[Dataset rows]
## Start

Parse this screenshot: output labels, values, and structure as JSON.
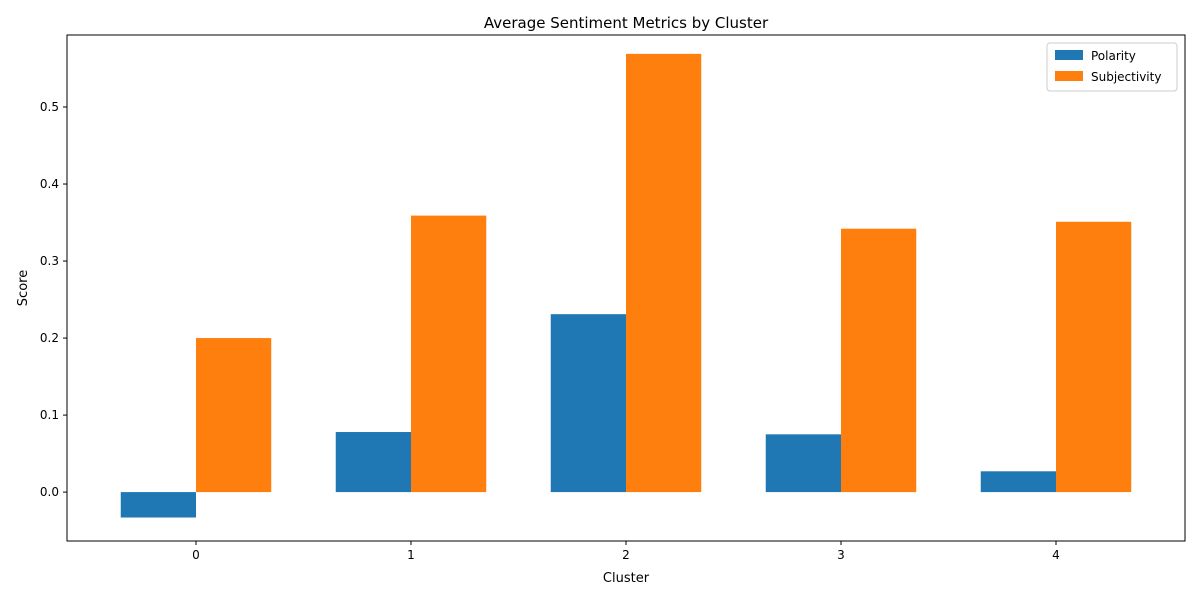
{
  "chart_data": {
    "type": "bar",
    "title": "Average Sentiment Metrics by Cluster",
    "xlabel": "Cluster",
    "ylabel": "Score",
    "categories": [
      "0",
      "1",
      "2",
      "3",
      "4"
    ],
    "series": [
      {
        "name": "Polarity",
        "color": "#1f77b4",
        "values": [
          -0.033,
          0.078,
          0.231,
          0.075,
          0.027
        ]
      },
      {
        "name": "Subjectivity",
        "color": "#ff7f0e",
        "values": [
          0.2,
          0.359,
          0.569,
          0.342,
          0.351
        ]
      }
    ],
    "ylim": [
      -0.0635,
      0.5935
    ],
    "yticks": [
      0.0,
      0.1,
      0.2,
      0.3,
      0.4,
      0.5
    ],
    "ytick_labels": [
      "0.0",
      "0.1",
      "0.2",
      "0.3",
      "0.4",
      "0.5"
    ],
    "grid": false,
    "legend_position": "top-right"
  }
}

## End

TASK DESCRIPTION: Above are the records. Copy every line in them holding "Cluster".

SOLUTION TO THE EXERCISE:
    "title": "Average Sentiment Metrics by Cluster",
    "xlabel": "Cluster",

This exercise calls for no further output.